> _INFORMATION PROVIDED_

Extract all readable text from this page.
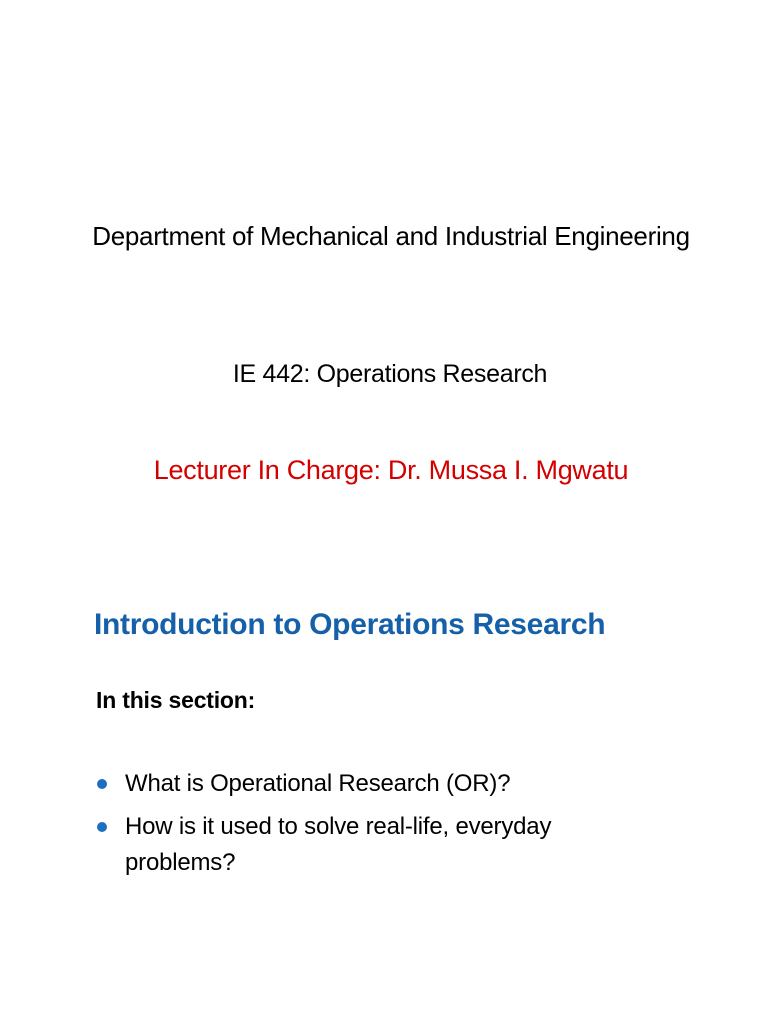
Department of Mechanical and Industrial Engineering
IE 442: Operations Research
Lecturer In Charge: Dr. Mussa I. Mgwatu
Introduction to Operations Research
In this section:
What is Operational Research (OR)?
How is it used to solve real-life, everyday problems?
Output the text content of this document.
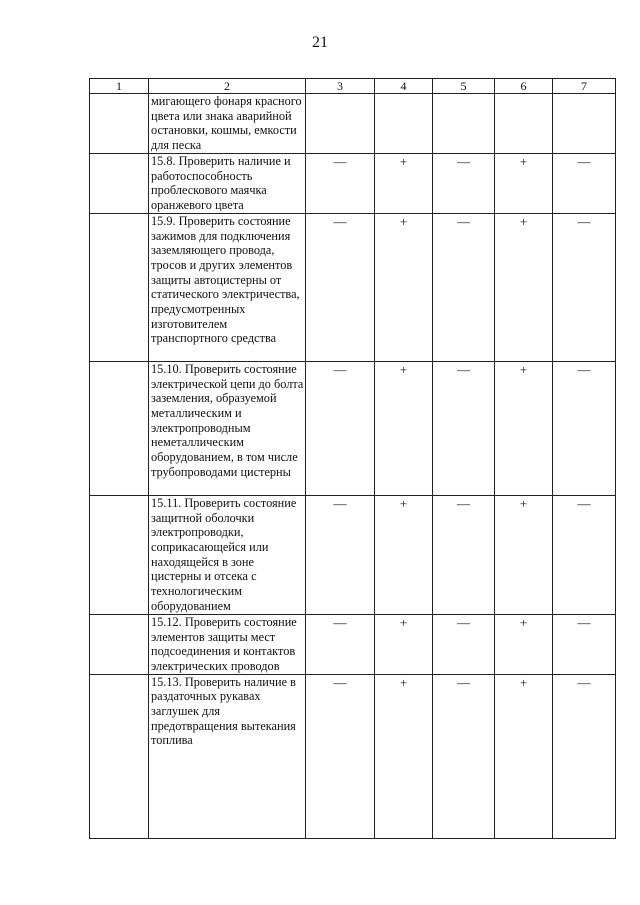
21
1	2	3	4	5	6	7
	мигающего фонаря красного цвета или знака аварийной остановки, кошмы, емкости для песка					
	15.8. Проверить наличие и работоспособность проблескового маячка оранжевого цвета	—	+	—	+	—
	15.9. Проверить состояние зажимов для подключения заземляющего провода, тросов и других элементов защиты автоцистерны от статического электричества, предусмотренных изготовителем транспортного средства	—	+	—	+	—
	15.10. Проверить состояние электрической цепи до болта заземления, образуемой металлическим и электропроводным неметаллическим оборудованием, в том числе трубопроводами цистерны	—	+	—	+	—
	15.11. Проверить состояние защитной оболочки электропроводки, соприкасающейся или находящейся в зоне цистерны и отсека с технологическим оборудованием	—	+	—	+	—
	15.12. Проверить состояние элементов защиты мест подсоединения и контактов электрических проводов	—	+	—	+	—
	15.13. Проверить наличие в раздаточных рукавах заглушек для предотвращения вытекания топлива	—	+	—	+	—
--
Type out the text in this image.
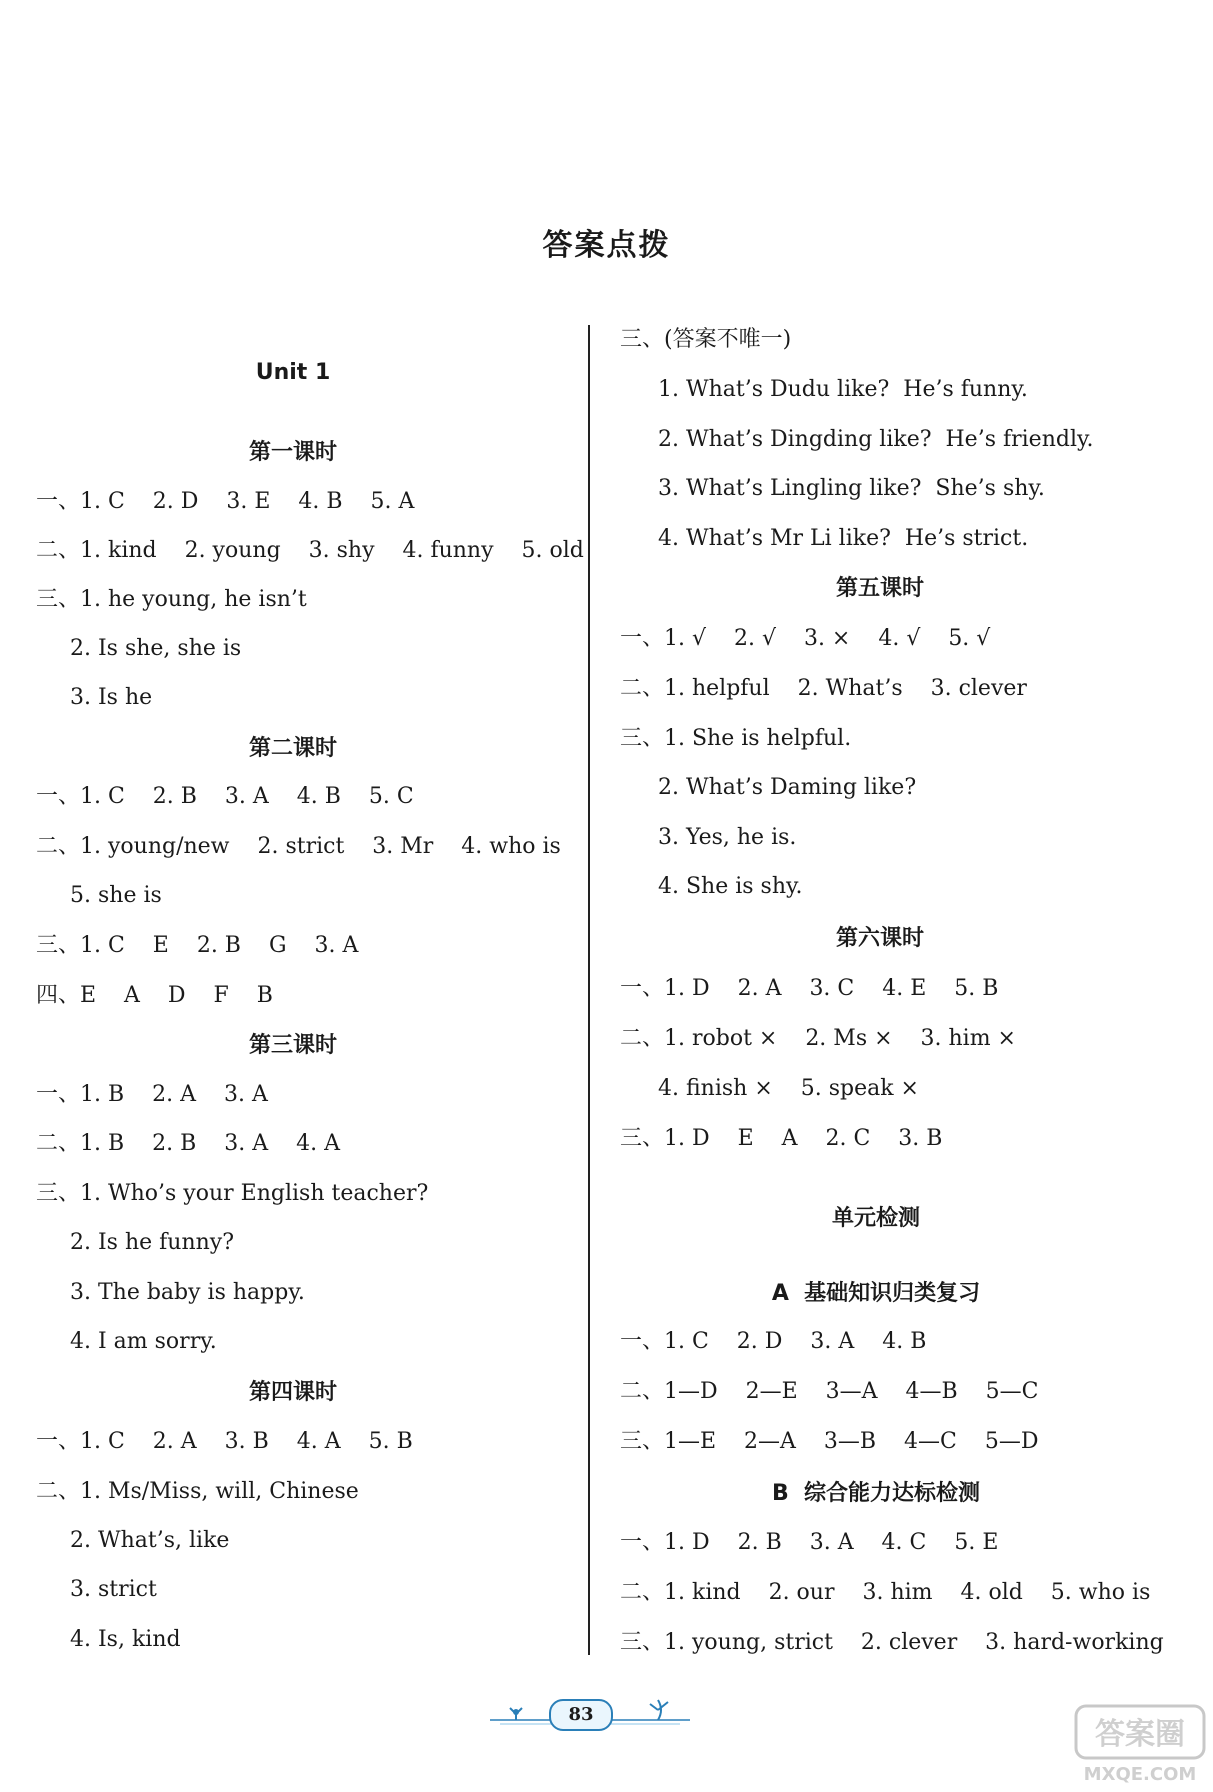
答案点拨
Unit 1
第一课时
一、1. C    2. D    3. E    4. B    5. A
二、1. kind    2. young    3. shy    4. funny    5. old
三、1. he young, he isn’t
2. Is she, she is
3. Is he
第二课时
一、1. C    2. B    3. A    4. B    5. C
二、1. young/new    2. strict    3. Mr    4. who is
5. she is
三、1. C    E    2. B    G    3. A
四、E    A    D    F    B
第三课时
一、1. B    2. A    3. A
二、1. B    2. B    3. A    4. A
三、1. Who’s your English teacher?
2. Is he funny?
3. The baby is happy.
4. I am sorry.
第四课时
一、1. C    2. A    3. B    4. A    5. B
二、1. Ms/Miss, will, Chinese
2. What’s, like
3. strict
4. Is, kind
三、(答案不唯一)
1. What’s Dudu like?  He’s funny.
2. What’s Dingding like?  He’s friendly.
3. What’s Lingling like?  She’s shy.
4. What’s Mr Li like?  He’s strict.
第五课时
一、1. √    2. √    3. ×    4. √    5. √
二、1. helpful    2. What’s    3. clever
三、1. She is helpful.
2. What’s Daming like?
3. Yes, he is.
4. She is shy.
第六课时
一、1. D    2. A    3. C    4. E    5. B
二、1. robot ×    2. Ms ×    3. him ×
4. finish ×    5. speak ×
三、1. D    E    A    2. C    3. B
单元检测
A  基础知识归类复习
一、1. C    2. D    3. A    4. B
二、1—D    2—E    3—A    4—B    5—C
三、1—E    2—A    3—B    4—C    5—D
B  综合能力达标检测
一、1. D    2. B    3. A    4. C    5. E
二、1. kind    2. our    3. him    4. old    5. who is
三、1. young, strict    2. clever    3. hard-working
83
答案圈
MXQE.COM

> _SET EXERCISE_
All lines above with "элементов" in them should be returned.

> _RESPONSE FOR THIS EXERCISE_
	15.9. Проверить состояние зажимов для подключения заземляющего провода, тросов и других элементов защиты автоцистерны от статического электричества, предусмотренных изготовителем транспортного средства	—	+	—	+	—
	15.12. Проверить состояние элементов защиты мест подсоединения и контактов электрических проводов	—	+	—	+	—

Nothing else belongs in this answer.